## BEGIN Excerpted data
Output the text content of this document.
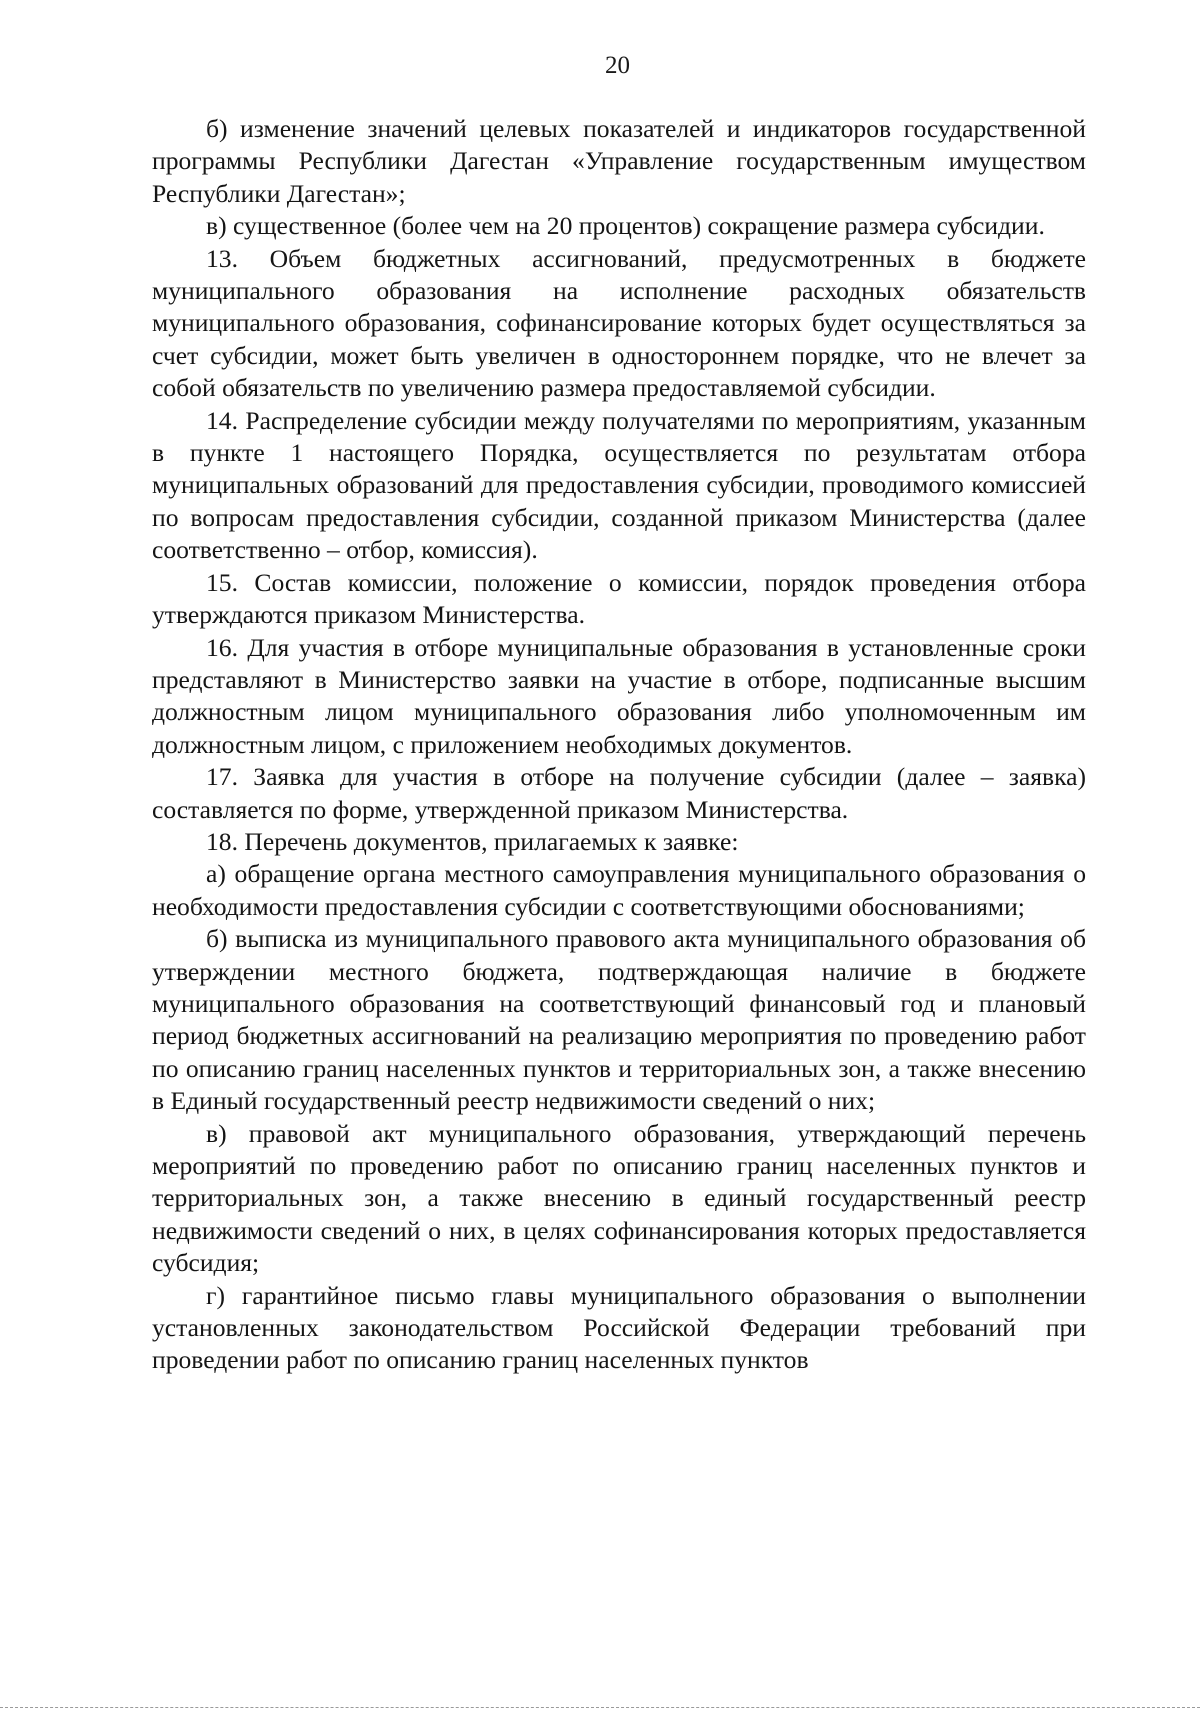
20

б) изменение значений целевых показателей и индикаторов государственной программы Республики Дагестан «Управление государственным имуществом Республики Дагестан»;

в) существенное (более чем на 20 процентов) сокращение размера субсидии.

13. Объем бюджетных ассигнований, предусмотренных в бюджете муниципального образования на исполнение расходных обязательств муниципального образования, софинансирование которых будет осуществляться за счет субсидии, может быть увеличен в одностороннем порядке, что не влечет за собой обязательств по увеличению размера предоставляемой субсидии.

14. Распределение субсидии между получателями по мероприятиям, указанным в пункте 1 настоящего Порядка, осуществляется по результатам отбора муниципальных образований для предоставления субсидии, проводимого комиссией по вопросам предоставления субсидии, созданной приказом Министерства (далее соответственно – отбор, комиссия).

15. Состав комиссии, положение о комиссии, порядок проведения отбора утверждаются приказом Министерства.

16. Для участия в отборе муниципальные образования в установленные сроки представляют в Министерство заявки на участие в отборе, подписанные высшим должностным лицом муниципального образования либо уполномоченным им должностным лицом, с приложением необходимых документов.

17. Заявка для участия в отборе на получение субсидии (далее – заявка) составляется по форме, утвержденной приказом Министерства.

18. Перечень документов, прилагаемых к заявке:

а) обращение органа местного самоуправления муниципального образования о необходимости предоставления субсидии с соответствующими обоснованиями;

б) выписка из муниципального правового акта муниципального образования об утверждении местного бюджета, подтверждающая наличие в бюджете муниципального образования на соответствующий финансовый год и плановый период бюджетных ассигнований на реализацию мероприятия по проведению работ по описанию границ населенных пунктов и территориальных зон, а также внесению в Единый государственный реестр недвижимости сведений о них;

в) правовой акт муниципального образования, утверждающий перечень мероприятий по проведению работ по описанию границ населенных пунктов и территориальных зон, а также внесению в единый государственный реестр недвижимости сведений о них, в целях софинансирования которых предоставляется субсидия;

г) гарантийное письмо главы муниципального образования о выполнении установленных законодательством Российской Федерации требований при проведении работ по описанию границ населенных пунктов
## END Excerpted data
| What you need to do |
Search the entries for the string "предоставления" and collect each line that has it.

| Solution to the problem |
14. Распределение субсидии между получателями по мероприятиям, указанным в пункте 1 настоящего Порядка, осуществляется по результатам отбора муниципальных образований для предоставления субсидии, проводимого комиссией по вопросам предоставления субсидии, созданной приказом Министерства (далее соответственно – отбор, комиссия).
а) обращение органа местного самоуправления муниципального образования о необходимости предоставления субсидии с соответствующими обоснованиями;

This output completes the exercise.